> REQUIRED TASK
Copy out all lines in the data below containing the string "icon".
────
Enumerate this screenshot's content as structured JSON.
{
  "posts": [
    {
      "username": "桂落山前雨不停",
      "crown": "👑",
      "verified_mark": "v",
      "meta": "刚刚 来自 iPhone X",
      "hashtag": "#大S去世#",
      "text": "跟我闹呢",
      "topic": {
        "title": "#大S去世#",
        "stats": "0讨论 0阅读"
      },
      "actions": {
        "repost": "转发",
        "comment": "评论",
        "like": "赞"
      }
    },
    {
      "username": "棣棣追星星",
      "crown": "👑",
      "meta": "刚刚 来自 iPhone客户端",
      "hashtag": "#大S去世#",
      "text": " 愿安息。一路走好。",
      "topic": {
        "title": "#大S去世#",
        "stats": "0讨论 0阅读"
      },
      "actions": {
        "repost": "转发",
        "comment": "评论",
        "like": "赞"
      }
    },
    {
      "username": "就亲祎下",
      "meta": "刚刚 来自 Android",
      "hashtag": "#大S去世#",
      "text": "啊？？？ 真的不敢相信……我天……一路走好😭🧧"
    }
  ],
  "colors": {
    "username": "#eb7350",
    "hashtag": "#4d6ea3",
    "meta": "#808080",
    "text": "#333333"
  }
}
────
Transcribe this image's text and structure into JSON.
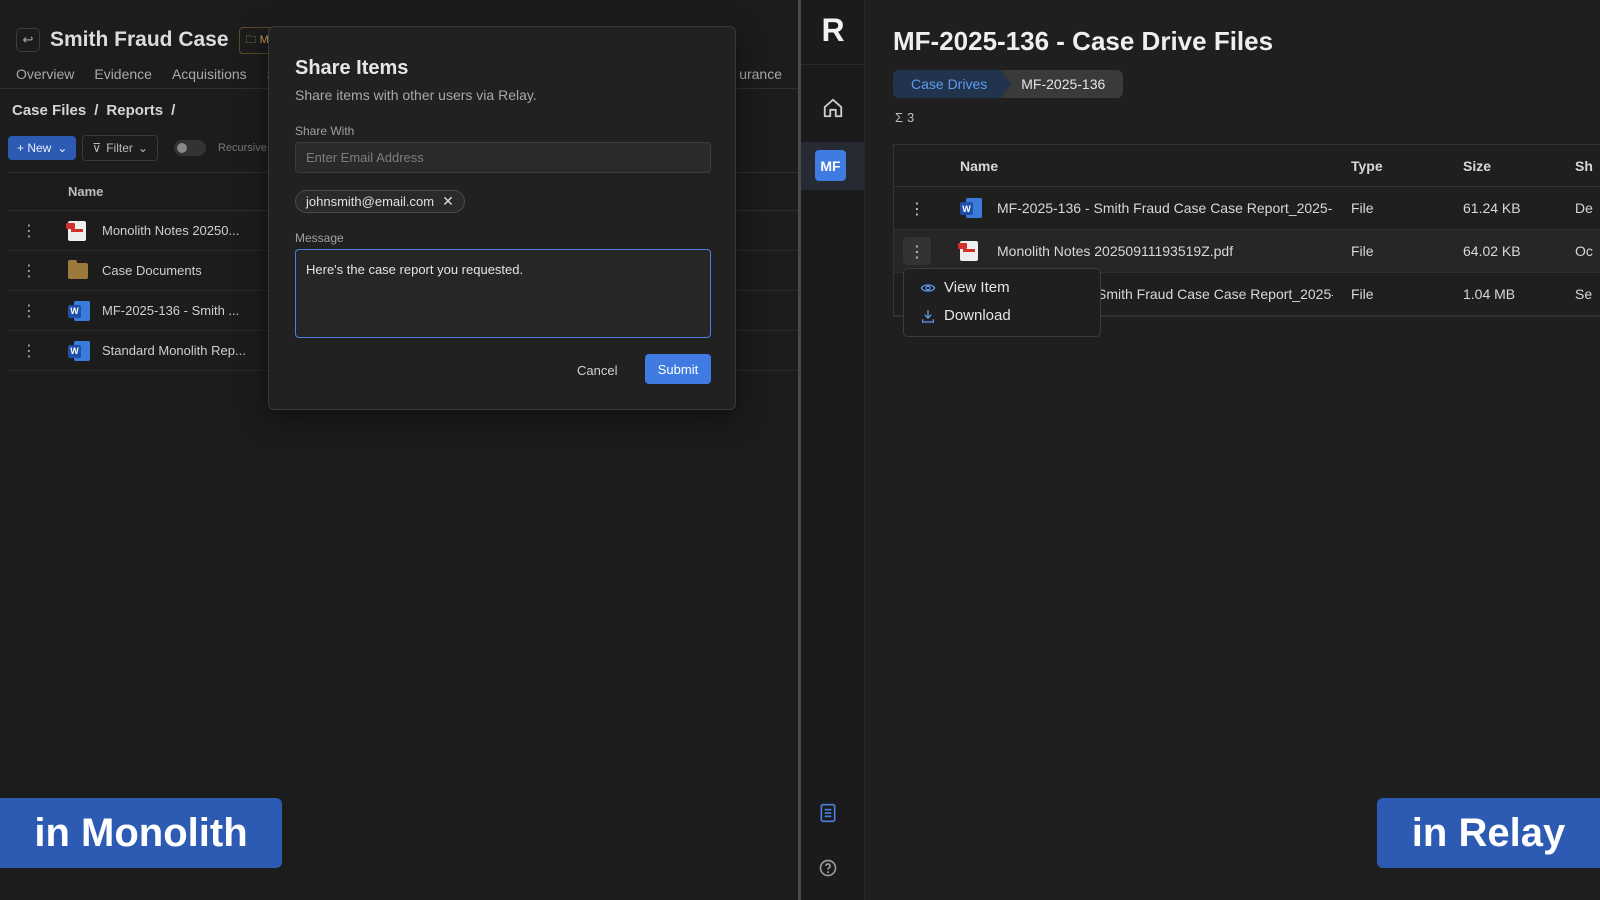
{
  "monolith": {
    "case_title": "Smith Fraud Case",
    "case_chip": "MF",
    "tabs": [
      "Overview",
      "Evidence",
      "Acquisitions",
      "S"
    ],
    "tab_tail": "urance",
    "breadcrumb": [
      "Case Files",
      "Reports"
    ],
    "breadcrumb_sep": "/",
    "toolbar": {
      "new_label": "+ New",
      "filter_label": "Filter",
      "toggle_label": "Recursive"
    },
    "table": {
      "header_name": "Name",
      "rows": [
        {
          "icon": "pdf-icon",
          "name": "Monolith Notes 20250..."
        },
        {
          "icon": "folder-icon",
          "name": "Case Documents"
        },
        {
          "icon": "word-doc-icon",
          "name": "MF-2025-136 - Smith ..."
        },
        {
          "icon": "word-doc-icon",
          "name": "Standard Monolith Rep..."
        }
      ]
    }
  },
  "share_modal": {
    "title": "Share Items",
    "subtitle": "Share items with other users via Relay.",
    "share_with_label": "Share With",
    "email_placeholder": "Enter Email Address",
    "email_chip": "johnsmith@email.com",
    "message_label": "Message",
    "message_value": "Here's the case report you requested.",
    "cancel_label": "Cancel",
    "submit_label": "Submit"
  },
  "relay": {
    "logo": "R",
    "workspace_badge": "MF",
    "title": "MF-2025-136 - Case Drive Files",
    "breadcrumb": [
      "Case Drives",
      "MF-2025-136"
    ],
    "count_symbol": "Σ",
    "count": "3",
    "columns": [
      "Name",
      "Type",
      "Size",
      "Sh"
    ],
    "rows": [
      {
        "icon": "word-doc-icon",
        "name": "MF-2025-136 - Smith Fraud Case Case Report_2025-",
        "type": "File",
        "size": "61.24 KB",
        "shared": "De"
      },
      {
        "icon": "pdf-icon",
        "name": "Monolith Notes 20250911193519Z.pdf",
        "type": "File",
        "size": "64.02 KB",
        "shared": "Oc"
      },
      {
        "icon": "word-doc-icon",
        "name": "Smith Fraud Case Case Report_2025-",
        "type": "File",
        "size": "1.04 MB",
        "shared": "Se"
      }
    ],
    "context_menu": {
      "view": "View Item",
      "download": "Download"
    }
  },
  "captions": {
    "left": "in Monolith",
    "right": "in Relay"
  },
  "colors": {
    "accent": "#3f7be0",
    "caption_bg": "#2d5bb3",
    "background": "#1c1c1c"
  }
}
────
> TASK RESULT
          "icon": "pdf-icon",
          "icon": "folder-icon",
          "icon": "word-doc-icon",
          "icon": "word-doc-icon",
        "icon": "word-doc-icon",
        "icon": "pdf-icon",
        "icon": "word-doc-icon",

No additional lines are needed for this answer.